_WHAT IS REQUIRED:_
Your task is to output the entries below word for word.

====== INFORMATION SUPPLIED ======

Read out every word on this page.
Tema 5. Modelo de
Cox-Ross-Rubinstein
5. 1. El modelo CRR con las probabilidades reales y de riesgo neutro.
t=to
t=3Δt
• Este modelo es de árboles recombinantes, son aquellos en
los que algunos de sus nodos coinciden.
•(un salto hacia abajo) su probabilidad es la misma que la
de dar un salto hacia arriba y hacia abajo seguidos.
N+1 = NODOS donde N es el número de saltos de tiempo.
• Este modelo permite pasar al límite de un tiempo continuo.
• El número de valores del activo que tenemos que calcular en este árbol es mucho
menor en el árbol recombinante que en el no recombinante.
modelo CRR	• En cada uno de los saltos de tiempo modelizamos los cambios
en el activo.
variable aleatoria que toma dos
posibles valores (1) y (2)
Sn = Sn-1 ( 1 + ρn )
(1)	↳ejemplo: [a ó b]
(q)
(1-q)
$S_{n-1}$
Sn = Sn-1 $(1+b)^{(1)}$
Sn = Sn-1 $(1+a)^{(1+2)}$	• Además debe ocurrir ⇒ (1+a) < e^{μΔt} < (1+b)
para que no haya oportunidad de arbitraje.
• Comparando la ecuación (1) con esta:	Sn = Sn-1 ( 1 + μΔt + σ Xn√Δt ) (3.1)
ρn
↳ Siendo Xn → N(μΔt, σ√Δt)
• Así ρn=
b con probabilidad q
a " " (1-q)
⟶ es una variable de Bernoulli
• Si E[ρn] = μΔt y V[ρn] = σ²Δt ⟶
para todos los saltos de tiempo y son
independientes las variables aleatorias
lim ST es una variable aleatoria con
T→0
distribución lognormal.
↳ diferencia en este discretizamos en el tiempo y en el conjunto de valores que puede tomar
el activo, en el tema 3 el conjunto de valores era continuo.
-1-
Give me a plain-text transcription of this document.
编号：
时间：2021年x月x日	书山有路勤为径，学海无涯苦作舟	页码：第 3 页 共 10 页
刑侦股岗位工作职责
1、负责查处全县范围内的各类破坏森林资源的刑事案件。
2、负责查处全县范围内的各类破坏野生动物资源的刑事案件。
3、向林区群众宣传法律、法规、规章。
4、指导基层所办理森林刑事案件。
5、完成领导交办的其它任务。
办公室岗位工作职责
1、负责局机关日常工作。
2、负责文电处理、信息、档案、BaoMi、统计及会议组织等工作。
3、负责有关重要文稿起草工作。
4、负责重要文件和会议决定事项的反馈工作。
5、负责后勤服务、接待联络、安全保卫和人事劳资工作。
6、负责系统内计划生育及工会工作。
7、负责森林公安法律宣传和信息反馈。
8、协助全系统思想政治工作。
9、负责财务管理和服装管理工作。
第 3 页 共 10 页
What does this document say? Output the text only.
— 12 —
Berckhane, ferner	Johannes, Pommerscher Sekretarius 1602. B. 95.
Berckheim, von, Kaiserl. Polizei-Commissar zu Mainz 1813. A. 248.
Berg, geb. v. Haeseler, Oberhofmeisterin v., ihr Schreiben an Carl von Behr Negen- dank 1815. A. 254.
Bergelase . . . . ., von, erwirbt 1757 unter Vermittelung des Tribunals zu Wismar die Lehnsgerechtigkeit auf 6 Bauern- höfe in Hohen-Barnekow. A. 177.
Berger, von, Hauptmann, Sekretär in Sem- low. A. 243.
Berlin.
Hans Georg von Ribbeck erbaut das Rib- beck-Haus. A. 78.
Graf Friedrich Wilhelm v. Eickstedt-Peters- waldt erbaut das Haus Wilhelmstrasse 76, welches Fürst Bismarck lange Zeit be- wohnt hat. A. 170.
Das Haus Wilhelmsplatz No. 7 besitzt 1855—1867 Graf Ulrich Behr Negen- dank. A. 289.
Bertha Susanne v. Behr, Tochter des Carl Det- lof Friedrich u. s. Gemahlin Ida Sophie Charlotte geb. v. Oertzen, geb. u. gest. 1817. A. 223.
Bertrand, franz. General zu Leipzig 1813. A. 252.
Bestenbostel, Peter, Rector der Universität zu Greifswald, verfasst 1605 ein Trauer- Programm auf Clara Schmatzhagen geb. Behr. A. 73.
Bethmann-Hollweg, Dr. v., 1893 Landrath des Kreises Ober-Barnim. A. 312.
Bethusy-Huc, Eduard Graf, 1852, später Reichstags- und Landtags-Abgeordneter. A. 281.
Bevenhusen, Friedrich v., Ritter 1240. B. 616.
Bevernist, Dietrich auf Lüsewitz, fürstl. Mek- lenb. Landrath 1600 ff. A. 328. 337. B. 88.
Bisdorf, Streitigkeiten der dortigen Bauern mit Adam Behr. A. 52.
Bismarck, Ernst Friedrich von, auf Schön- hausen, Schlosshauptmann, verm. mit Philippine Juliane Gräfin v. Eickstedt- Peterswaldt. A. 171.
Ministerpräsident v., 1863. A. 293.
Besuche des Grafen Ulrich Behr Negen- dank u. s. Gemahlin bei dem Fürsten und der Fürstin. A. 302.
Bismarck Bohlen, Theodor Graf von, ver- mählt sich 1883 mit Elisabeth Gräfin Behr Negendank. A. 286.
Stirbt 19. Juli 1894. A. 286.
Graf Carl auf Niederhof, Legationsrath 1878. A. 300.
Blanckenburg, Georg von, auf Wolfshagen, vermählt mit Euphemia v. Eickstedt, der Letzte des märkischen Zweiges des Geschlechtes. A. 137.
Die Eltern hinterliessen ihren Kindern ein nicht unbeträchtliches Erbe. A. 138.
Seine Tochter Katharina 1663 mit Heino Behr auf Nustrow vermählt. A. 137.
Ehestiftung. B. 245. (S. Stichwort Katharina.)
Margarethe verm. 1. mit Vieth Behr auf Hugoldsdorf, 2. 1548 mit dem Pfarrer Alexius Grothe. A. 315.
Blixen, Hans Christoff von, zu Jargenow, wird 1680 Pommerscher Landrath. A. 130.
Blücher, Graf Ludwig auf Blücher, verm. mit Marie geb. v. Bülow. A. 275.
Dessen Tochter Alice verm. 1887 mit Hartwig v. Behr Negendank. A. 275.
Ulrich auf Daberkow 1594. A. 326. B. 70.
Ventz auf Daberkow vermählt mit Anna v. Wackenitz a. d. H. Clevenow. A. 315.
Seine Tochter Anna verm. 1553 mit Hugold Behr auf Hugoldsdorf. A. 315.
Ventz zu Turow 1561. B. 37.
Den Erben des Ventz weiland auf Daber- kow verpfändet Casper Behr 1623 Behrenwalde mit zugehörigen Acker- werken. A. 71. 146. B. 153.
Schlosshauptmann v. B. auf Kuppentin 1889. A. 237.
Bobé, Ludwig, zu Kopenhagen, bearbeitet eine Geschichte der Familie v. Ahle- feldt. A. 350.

======

_EXERCISE SOLUTION:_
Read out every word on this page.
Tema 5. Modelo de
Cox-Ross-Rubinstein
5. 1. El modelo CRR con las probabilidades reales y de riesgo neutro.
t=to
t=3Δt
• Este modelo es de árboles recombinantes, son aquellos en
los que algunos de sus nodos coinciden.
•(un salto hacia abajo) su probabilidad es la misma que la
de dar un salto hacia arriba y hacia abajo seguidos.
N+1 = NODOS donde N es el número de saltos de tiempo.
• Este modelo permite pasar al límite de un tiempo continuo.
• El número de valores del activo que tenemos que calcular en este árbol es mucho
menor en el árbol recombinante que en el no recombinante.
modelo CRR	• En cada uno de los saltos de tiempo modelizamos los cambios
en el activo.
variable aleatoria que toma dos
posibles valores (1) y (2)
Sn = Sn-1 ( 1 + ρn )
(1)	↳ejemplo: [a ó b]
(q)
(1-q)
$S_{n-1}$
Sn = Sn-1 $(1+b)^{(1)}$
Sn = Sn-1 $(1+a)^{(1+2)}$	• Además debe ocurrir ⇒ (1+a) < e^{μΔt} < (1+b)
para que no haya oportunidad de arbitraje.
• Comparando la ecuación (1) con esta:	Sn = Sn-1 ( 1 + μΔt + σ Xn√Δt ) (3.1)
ρn
↳ Siendo Xn → N(μΔt, σ√Δt)
• Así ρn=
b con probabilidad q
a " " (1-q)
⟶ es una variable de Bernoulli
• Si E[ρn] = μΔt y V[ρn] = σ²Δt ⟶
para todos los saltos de tiempo y son
independientes las variables aleatorias
lim ST es una variable aleatoria con
T→0
distribución lognormal.
↳ diferencia en este discretizamos en el tiempo y en el conjunto de valores que puede tomar
el activo, en el tema 3 el conjunto de valores era continuo.
-1-
Give me a plain-text transcription of this document.
编号：
时间：2021年x月x日	书山有路勤为径，学海无涯苦作舟	页码：第 3 页 共 10 页
刑侦股岗位工作职责
1、负责查处全县范围内的各类破坏森林资源的刑事案件。
2、负责查处全县范围内的各类破坏野生动物资源的刑事案件。
3、向林区群众宣传法律、法规、规章。
4、指导基层所办理森林刑事案件。
5、完成领导交办的其它任务。
办公室岗位工作职责
1、负责局机关日常工作。
2、负责文电处理、信息、档案、BaoMi、统计及会议组织等工作。
3、负责有关重要文稿起草工作。
4、负责重要文件和会议决定事项的反馈工作。
5、负责后勤服务、接待联络、安全保卫和人事劳资工作。
6、负责系统内计划生育及工会工作。
7、负责森林公安法律宣传和信息反馈。
8、协助全系统思想政治工作。
9、负责财务管理和服装管理工作。
第 3 页 共 10 页
What does this document say? Output the text only.
— 12 —
Berckhane, ferner	Johannes, Pommerscher Sekretarius 1602. B. 95.
Berckheim, von, Kaiserl. Polizei-Commissar zu Mainz 1813. A. 248.
Berg, geb. v. Haeseler, Oberhofmeisterin v., ihr Schreiben an Carl von Behr Negen- dank 1815. A. 254.
Bergelase . . . . ., von, erwirbt 1757 unter Vermittelung des Tribunals zu Wismar die Lehnsgerechtigkeit auf 6 Bauern- höfe in Hohen-Barnekow. A. 177.
Berger, von, Hauptmann, Sekretär in Sem- low. A. 243.
Berlin.
Hans Georg von Ribbeck erbaut das Rib- beck-Haus. A. 78.
Graf Friedrich Wilhelm v. Eickstedt-Peters- waldt erbaut das Haus Wilhelmstrasse 76, welches Fürst Bismarck lange Zeit be- wohnt hat. A. 170.
Das Haus Wilhelmsplatz No. 7 besitzt 1855—1867 Graf Ulrich Behr Negen- dank. A. 289.
Bertha Susanne v. Behr, Tochter des Carl Det- lof Friedrich u. s. Gemahlin Ida Sophie Charlotte geb. v. Oertzen, geb. u. gest. 1817. A. 223.
Bertrand, franz. General zu Leipzig 1813. A. 252.
Bestenbostel, Peter, Rector der Universität zu Greifswald, verfasst 1605 ein Trauer- Programm auf Clara Schmatzhagen geb. Behr. A. 73.
Bethmann-Hollweg, Dr. v., 1893 Landrath des Kreises Ober-Barnim. A. 312.
Bethusy-Huc, Eduard Graf, 1852, später Reichstags- und Landtags-Abgeordneter. A. 281.
Bevenhusen, Friedrich v., Ritter 1240. B. 616.
Bevernist, Dietrich auf Lüsewitz, fürstl. Mek- lenb. Landrath 1600 ff. A. 328. 337. B. 88.
Bisdorf, Streitigkeiten der dortigen Bauern mit Adam Behr. A. 52.
Bismarck, Ernst Friedrich von, auf Schön- hausen, Schlosshauptmann, verm. mit Philippine Juliane Gräfin v. Eickstedt- Peterswaldt. A. 171.
Ministerpräsident v., 1863. A. 293.
Besuche des Grafen Ulrich Behr Negen- dank u. s. Gemahlin bei dem Fürsten und der Fürstin. A. 302.
Bismarck Bohlen, Theodor Graf von, ver- mählt sich 1883 mit Elisabeth Gräfin Behr Negendank. A. 286.
Stirbt 19. Juli 1894. A. 286.
Graf Carl auf Niederhof, Legationsrath 1878. A. 300.
Blanckenburg, Georg von, auf Wolfshagen, vermählt mit Euphemia v. Eickstedt, der Letzte des märkischen Zweiges des Geschlechtes. A. 137.
Die Eltern hinterliessen ihren Kindern ein nicht unbeträchtliches Erbe. A. 138.
Seine Tochter Katharina 1663 mit Heino Behr auf Nustrow vermählt. A. 137.
Ehestiftung. B. 245. (S. Stichwort Katharina.)
Margarethe verm. 1. mit Vieth Behr auf Hugoldsdorf, 2. 1548 mit dem Pfarrer Alexius Grothe. A. 315.
Blixen, Hans Christoff von, zu Jargenow, wird 1680 Pommerscher Landrath. A. 130.
Blücher, Graf Ludwig auf Blücher, verm. mit Marie geb. v. Bülow. A. 275.
Dessen Tochter Alice verm. 1887 mit Hartwig v. Behr Negendank. A. 275.
Ulrich auf Daberkow 1594. A. 326. B. 70.
Ventz auf Daberkow vermählt mit Anna v. Wackenitz a. d. H. Clevenow. A. 315.
Seine Tochter Anna verm. 1553 mit Hugold Behr auf Hugoldsdorf. A. 315.
Ventz zu Turow 1561. B. 37.
Den Erben des Ventz weiland auf Daber- kow verpfändet Casper Behr 1623 Behrenwalde mit zugehörigen Acker- werken. A. 71. 146. B. 153.
Schlosshauptmann v. B. auf Kuppentin 1889. A. 237.
Bobé, Ludwig, zu Kopenhagen, bearbeitet eine Geschichte der Familie v. Ahle- feldt. A. 350.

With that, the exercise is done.